Transcribe the records that follow exactly. Skip the pictures.

## RECORDS SUPPLIED
>> start

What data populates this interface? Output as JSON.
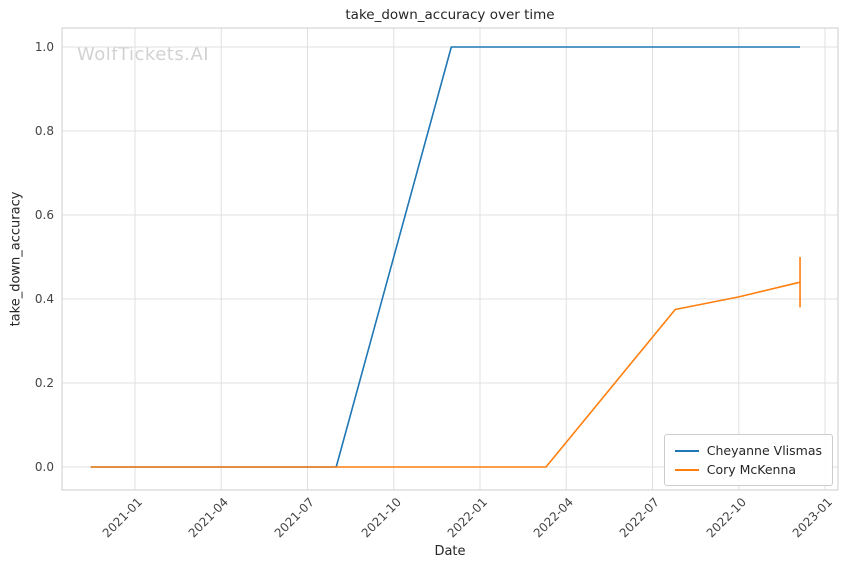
{
  "figure": {
    "title": "take_down_accuracy over time",
    "xlabel": "Date",
    "ylabel": "take_down_accuracy",
    "watermark": "WolfTickets.AI"
  },
  "style": {
    "grid_color": "#e0e0e0",
    "spine_color": "#cccccc",
    "background": "#ffffff"
  },
  "chart_data": {
    "type": "line",
    "title": "take_down_accuracy over time",
    "xlabel": "Date",
    "ylabel": "take_down_accuracy",
    "grid": true,
    "legend_position": "lower right",
    "x_ticks": [
      "2021-01",
      "2021-04",
      "2021-07",
      "2021-10",
      "2022-01",
      "2022-04",
      "2022-07",
      "2022-10",
      "2023-01"
    ],
    "y_ticks": [
      0.0,
      0.2,
      0.4,
      0.6,
      0.8,
      1.0
    ],
    "xlim": [
      "2020-10-14",
      "2023-01-14"
    ],
    "ylim": [
      -0.05,
      1.05
    ],
    "series": [
      {
        "name": "Cheyanne Vlismas",
        "color": "#1f77b4",
        "points": [
          [
            "2020-11-15",
            0.0
          ],
          [
            "2021-08-01",
            0.0
          ],
          [
            "2021-12-01",
            1.0
          ],
          [
            "2022-12-05",
            1.0
          ]
        ]
      },
      {
        "name": "Cory McKenna",
        "color": "#ff7f0e",
        "points": [
          [
            "2020-11-15",
            0.0
          ],
          [
            "2022-03-10",
            0.0
          ],
          [
            "2022-07-25",
            0.375
          ],
          [
            "2022-10-01",
            0.405
          ],
          [
            "2022-12-05",
            0.44
          ]
        ],
        "end_tick": {
          "x": "2022-12-05",
          "low": 0.38,
          "high": 0.5
        }
      }
    ]
  }
}
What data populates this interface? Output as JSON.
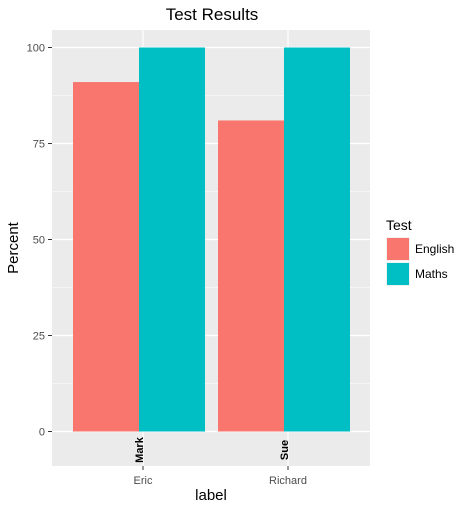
{
  "chart_data": {
    "type": "bar",
    "title": "Test Results",
    "xlabel": "label",
    "ylabel": "Percent",
    "categories": [
      "Eric",
      "Richard"
    ],
    "series": [
      {
        "name": "English",
        "values": [
          91,
          81
        ],
        "color": "#F8766D"
      },
      {
        "name": "Maths",
        "values": [
          100,
          100
        ],
        "color": "#00BFC4"
      }
    ],
    "bar_labels": [
      "Mark",
      "Sue"
    ],
    "ylim": [
      0,
      100
    ],
    "yticks": [
      0,
      25,
      50,
      75,
      100
    ],
    "grid": true,
    "legend": {
      "title": "Test",
      "placement": "right"
    },
    "panel_background": "#EBEBEB"
  }
}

>> end

## COMPLETED EXERCISE
What data populates this interface? Output as JSON.
{
  "figure": {
    "title": "take_down_accuracy over time",
    "xlabel": "Date",
    "ylabel": "take_down_accuracy",
    "watermark": "WolfTickets.AI"
  },
  "style": {
    "grid_color": "#e0e0e0",
    "spine_color": "#cccccc",
    "background": "#ffffff"
  },
  "chart_data": {
    "type": "line",
    "title": "take_down_accuracy over time",
    "xlabel": "Date",
    "ylabel": "take_down_accuracy",
    "grid": true,
    "legend_position": "lower right",
    "x_ticks": [
      "2021-01",
      "2021-04",
      "2021-07",
      "2021-10",
      "2022-01",
      "2022-04",
      "2022-07",
      "2022-10",
      "2023-01"
    ],
    "y_ticks": [
      0.0,
      0.2,
      0.4,
      0.6,
      0.8,
      1.0
    ],
    "xlim": [
      "2020-10-14",
      "2023-01-14"
    ],
    "ylim": [
      -0.05,
      1.05
    ],
    "series": [
      {
        "name": "Cheyanne Vlismas",
        "color": "#1f77b4",
        "points": [
          [
            "2020-11-15",
            0.0
          ],
          [
            "2021-08-01",
            0.0
          ],
          [
            "2021-12-01",
            1.0
          ],
          [
            "2022-12-05",
            1.0
          ]
        ]
      },
      {
        "name": "Cory McKenna",
        "color": "#ff7f0e",
        "points": [
          [
            "2020-11-15",
            0.0
          ],
          [
            "2022-03-10",
            0.0
          ],
          [
            "2022-07-25",
            0.375
          ],
          [
            "2022-10-01",
            0.405
          ],
          [
            "2022-12-05",
            0.44
          ]
        ],
        "end_tick": {
          "x": "2022-12-05",
          "low": 0.38,
          "high": 0.5
        }
      }
    ]
  }
}
What data populates this interface? Output as JSON.
{
  "chart_data": {
    "type": "bar",
    "title": "Test Results",
    "xlabel": "label",
    "ylabel": "Percent",
    "categories": [
      "Eric",
      "Richard"
    ],
    "series": [
      {
        "name": "English",
        "values": [
          91,
          81
        ],
        "color": "#F8766D"
      },
      {
        "name": "Maths",
        "values": [
          100,
          100
        ],
        "color": "#00BFC4"
      }
    ],
    "bar_labels": [
      "Mark",
      "Sue"
    ],
    "ylim": [
      0,
      100
    ],
    "yticks": [
      0,
      25,
      50,
      75,
      100
    ],
    "grid": true,
    "legend": {
      "title": "Test",
      "placement": "right"
    },
    "panel_background": "#EBEBEB"
  }
}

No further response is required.